* [PROVIDED RECORDS]

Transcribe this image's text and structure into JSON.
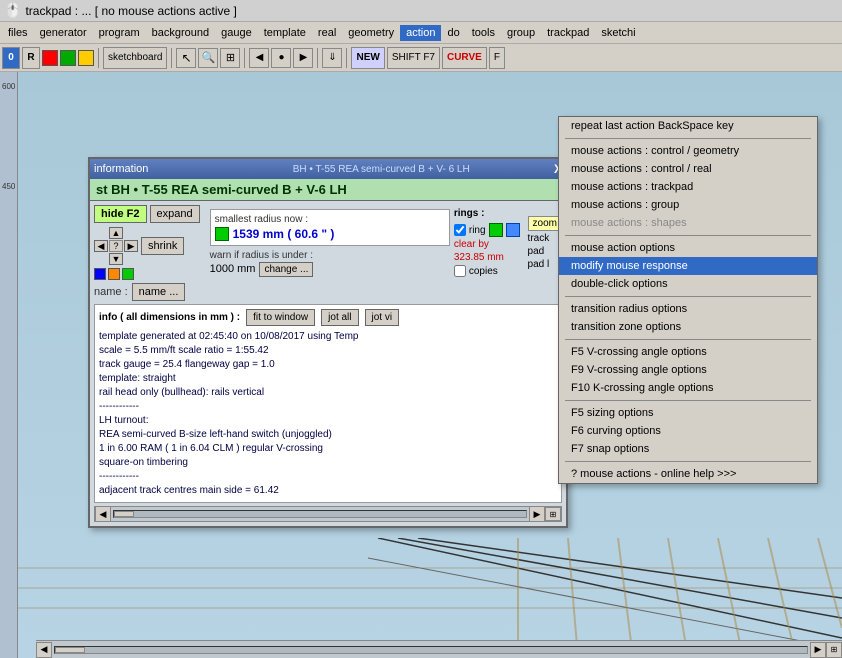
{
  "titlebar": {
    "text": "trackpad : ...   [ no mouse actions active ]",
    "icon": "🖱️"
  },
  "menubar": {
    "items": [
      {
        "label": "files",
        "id": "files"
      },
      {
        "label": "generator",
        "id": "generator"
      },
      {
        "label": "program",
        "id": "program"
      },
      {
        "label": "background",
        "id": "background"
      },
      {
        "label": "gauge",
        "id": "gauge"
      },
      {
        "label": "template",
        "id": "template"
      },
      {
        "label": "real",
        "id": "real"
      },
      {
        "label": "geometry",
        "id": "geometry"
      },
      {
        "label": "action",
        "id": "action",
        "active": true
      },
      {
        "label": "do",
        "id": "do"
      },
      {
        "label": "tools",
        "id": "tools"
      },
      {
        "label": "group",
        "id": "group"
      },
      {
        "label": "trackpad",
        "id": "trackpad"
      },
      {
        "label": "sketchi",
        "id": "sketchi"
      }
    ]
  },
  "toolbar": {
    "zero_btn": "0",
    "r_btn": "R",
    "sketchboard_btn": "sketchboard",
    "new_btn": "NEW",
    "shift_f7": "SHIFT F7",
    "curve_label": "CURVE",
    "f_label": "F"
  },
  "dialog": {
    "titlebar": "information",
    "info_bar": "BH • T-55  REA semi-curved B + V- 6  LH",
    "header": "st   BH • T-55  REA semi-curved B + V-6  LH",
    "close_btn": "X",
    "hide_btn": "hide F2",
    "expand_btn": "expand",
    "shrink_btn": "shrink",
    "name_btn": "name ...",
    "name_label": "name :",
    "smallest_radius_label": "smallest radius now :",
    "radius_value": "1539 mm ( 60.6 \" )",
    "warn_label": "warn if radius is under :",
    "warn_value": "1000 mm",
    "change_btn": "change ...",
    "rings_label": "rings :",
    "ring_label": "ring",
    "clear_by_label": "clear by",
    "clear_value": "323.85 mm",
    "copies_label": "copies",
    "zoom_btn": "zoom",
    "track_label": "track",
    "pad_label1": "pad",
    "pad_label2": "pad l",
    "info_dims_label": "info ( all dimensions in mm ) :",
    "fit_btn": "fit to window",
    "jot_btn": "jot all",
    "jot_vi_btn": "jot vi",
    "info_lines": [
      "template generated at 02:45:40 on 10/08/2017 using Temp",
      "scale = 5.5 mm/ft      scale ratio = 1:55.42",
      "track gauge = 25.4    flangeway gap = 1.0",
      "template: straight",
      "rail head only (bullhead): rails vertical",
      "------------",
      "LH turnout:",
      "REA semi-curved  B-size left-hand switch (unjoggled)",
      "1 in 6.00 RAM  ( 1 in 6.04 CLM ) regular V-crossing",
      "square-on timbering",
      "------------",
      "adjacent track centres main side = 61.42",
      "..."
    ]
  },
  "dropdown": {
    "items": [
      {
        "label": "repeat last action    BackSpace key",
        "id": "repeat",
        "type": "item"
      },
      {
        "type": "sep"
      },
      {
        "label": "mouse actions :  control / geometry",
        "id": "ma-geometry",
        "type": "item"
      },
      {
        "label": "mouse actions :  control / real",
        "id": "ma-real",
        "type": "item"
      },
      {
        "label": "mouse actions :  trackpad",
        "id": "ma-trackpad",
        "type": "item"
      },
      {
        "label": "mouse actions :  group",
        "id": "ma-group",
        "type": "item"
      },
      {
        "label": "mouse actions :  shapes",
        "id": "ma-shapes",
        "type": "item",
        "disabled": true
      },
      {
        "type": "sep"
      },
      {
        "label": "mouse action options",
        "id": "ma-options",
        "type": "item"
      },
      {
        "label": "modify mouse response",
        "id": "modify-mouse",
        "type": "item",
        "selected": true
      },
      {
        "label": "double-click options",
        "id": "dbl-click",
        "type": "item"
      },
      {
        "type": "sep"
      },
      {
        "label": "transition radius options",
        "id": "tr-radius",
        "type": "item"
      },
      {
        "label": "transition zone options",
        "id": "tr-zone",
        "type": "item"
      },
      {
        "type": "sep"
      },
      {
        "label": "F5  V-crossing angle options",
        "id": "f5-vcross",
        "type": "item"
      },
      {
        "label": "F9  V-crossing angle options",
        "id": "f9-vcross",
        "type": "item"
      },
      {
        "label": "F10  K-crossing angle options",
        "id": "f10-kcross",
        "type": "item"
      },
      {
        "type": "sep"
      },
      {
        "label": "F5  sizing options",
        "id": "f5-sizing",
        "type": "item"
      },
      {
        "label": "F6  curving options",
        "id": "f6-curving",
        "type": "item"
      },
      {
        "label": "F7  snap options",
        "id": "f7-snap",
        "type": "item"
      },
      {
        "type": "sep"
      },
      {
        "label": "? mouse actions - online  help  >>>",
        "id": "help",
        "type": "item"
      }
    ]
  },
  "ruler": {
    "marks": [
      "600",
      "450"
    ]
  },
  "colors": {
    "accent_blue": "#316ac5",
    "menu_bg": "#d4d0c8",
    "dialog_header_bg": "#b0e0b0",
    "dialog_header_text": "#003300",
    "info_text": "#000044",
    "radius_text": "#0000cc",
    "selected_menu": "#316ac5"
  }
}
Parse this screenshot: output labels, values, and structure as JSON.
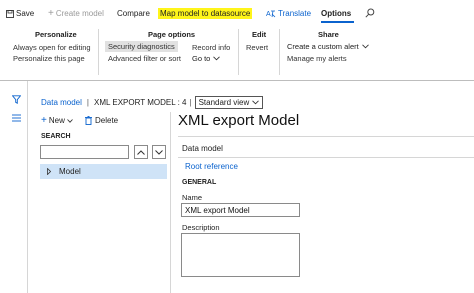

* [WORK REQUIRED]
Retype the listing exactly. Pictures do not belong in the copy.

* [SOLVED PROBLEM]
Transcribe this image's text and structure into JSON.
{
  "titlebar": {
    "text": "trackpad : ...   [ no mouse actions active ]",
    "icon": "🖱️"
  },
  "menubar": {
    "items": [
      {
        "label": "files",
        "id": "files"
      },
      {
        "label": "generator",
        "id": "generator"
      },
      {
        "label": "program",
        "id": "program"
      },
      {
        "label": "background",
        "id": "background"
      },
      {
        "label": "gauge",
        "id": "gauge"
      },
      {
        "label": "template",
        "id": "template"
      },
      {
        "label": "real",
        "id": "real"
      },
      {
        "label": "geometry",
        "id": "geometry"
      },
      {
        "label": "action",
        "id": "action",
        "active": true
      },
      {
        "label": "do",
        "id": "do"
      },
      {
        "label": "tools",
        "id": "tools"
      },
      {
        "label": "group",
        "id": "group"
      },
      {
        "label": "trackpad",
        "id": "trackpad"
      },
      {
        "label": "sketchi",
        "id": "sketchi"
      }
    ]
  },
  "toolbar": {
    "zero_btn": "0",
    "r_btn": "R",
    "sketchboard_btn": "sketchboard",
    "new_btn": "NEW",
    "shift_f7": "SHIFT F7",
    "curve_label": "CURVE",
    "f_label": "F"
  },
  "dialog": {
    "titlebar": "information",
    "info_bar": "BH • T-55  REA semi-curved B + V- 6  LH",
    "header": "st   BH • T-55  REA semi-curved B + V-6  LH",
    "close_btn": "X",
    "hide_btn": "hide F2",
    "expand_btn": "expand",
    "shrink_btn": "shrink",
    "name_btn": "name ...",
    "name_label": "name :",
    "smallest_radius_label": "smallest radius now :",
    "radius_value": "1539 mm ( 60.6 \" )",
    "warn_label": "warn if radius is under :",
    "warn_value": "1000 mm",
    "change_btn": "change ...",
    "rings_label": "rings :",
    "ring_label": "ring",
    "clear_by_label": "clear by",
    "clear_value": "323.85 mm",
    "copies_label": "copies",
    "zoom_btn": "zoom",
    "track_label": "track",
    "pad_label1": "pad",
    "pad_label2": "pad l",
    "info_dims_label": "info ( all dimensions in mm ) :",
    "fit_btn": "fit to window",
    "jot_btn": "jot all",
    "jot_vi_btn": "jot vi",
    "info_lines": [
      "template generated at 02:45:40 on 10/08/2017 using Temp",
      "scale = 5.5 mm/ft      scale ratio = 1:55.42",
      "track gauge = 25.4    flangeway gap = 1.0",
      "template: straight",
      "rail head only (bullhead): rails vertical",
      "------------",
      "LH turnout:",
      "REA semi-curved  B-size left-hand switch (unjoggled)",
      "1 in 6.00 RAM  ( 1 in 6.04 CLM ) regular V-crossing",
      "square-on timbering",
      "------------",
      "adjacent track centres main side = 61.42",
      "..."
    ]
  },
  "dropdown": {
    "items": [
      {
        "label": "repeat last action    BackSpace key",
        "id": "repeat",
        "type": "item"
      },
      {
        "type": "sep"
      },
      {
        "label": "mouse actions :  control / geometry",
        "id": "ma-geometry",
        "type": "item"
      },
      {
        "label": "mouse actions :  control / real",
        "id": "ma-real",
        "type": "item"
      },
      {
        "label": "mouse actions :  trackpad",
        "id": "ma-trackpad",
        "type": "item"
      },
      {
        "label": "mouse actions :  group",
        "id": "ma-group",
        "type": "item"
      },
      {
        "label": "mouse actions :  shapes",
        "id": "ma-shapes",
        "type": "item",
        "disabled": true
      },
      {
        "type": "sep"
      },
      {
        "label": "mouse action options",
        "id": "ma-options",
        "type": "item"
      },
      {
        "label": "modify mouse response",
        "id": "modify-mouse",
        "type": "item",
        "selected": true
      },
      {
        "label": "double-click options",
        "id": "dbl-click",
        "type": "item"
      },
      {
        "type": "sep"
      },
      {
        "label": "transition radius options",
        "id": "tr-radius",
        "type": "item"
      },
      {
        "label": "transition zone options",
        "id": "tr-zone",
        "type": "item"
      },
      {
        "type": "sep"
      },
      {
        "label": "F5  V-crossing angle options",
        "id": "f5-vcross",
        "type": "item"
      },
      {
        "label": "F9  V-crossing angle options",
        "id": "f9-vcross",
        "type": "item"
      },
      {
        "label": "F10  K-crossing angle options",
        "id": "f10-kcross",
        "type": "item"
      },
      {
        "type": "sep"
      },
      {
        "label": "F5  sizing options",
        "id": "f5-sizing",
        "type": "item"
      },
      {
        "label": "F6  curving options",
        "id": "f6-curving",
        "type": "item"
      },
      {
        "label": "F7  snap options",
        "id": "f7-snap",
        "type": "item"
      },
      {
        "type": "sep"
      },
      {
        "label": "? mouse actions - online  help  >>>",
        "id": "help",
        "type": "item"
      }
    ]
  },
  "ruler": {
    "marks": [
      "600",
      "450"
    ]
  },
  "colors": {
    "accent_blue": "#316ac5",
    "menu_bg": "#d4d0c8",
    "dialog_header_bg": "#b0e0b0",
    "dialog_header_text": "#003300",
    "info_text": "#000044",
    "radius_text": "#0000cc",
    "selected_menu": "#316ac5"
  }
}
Parse this screenshot: output labels, values, and structure as JSON.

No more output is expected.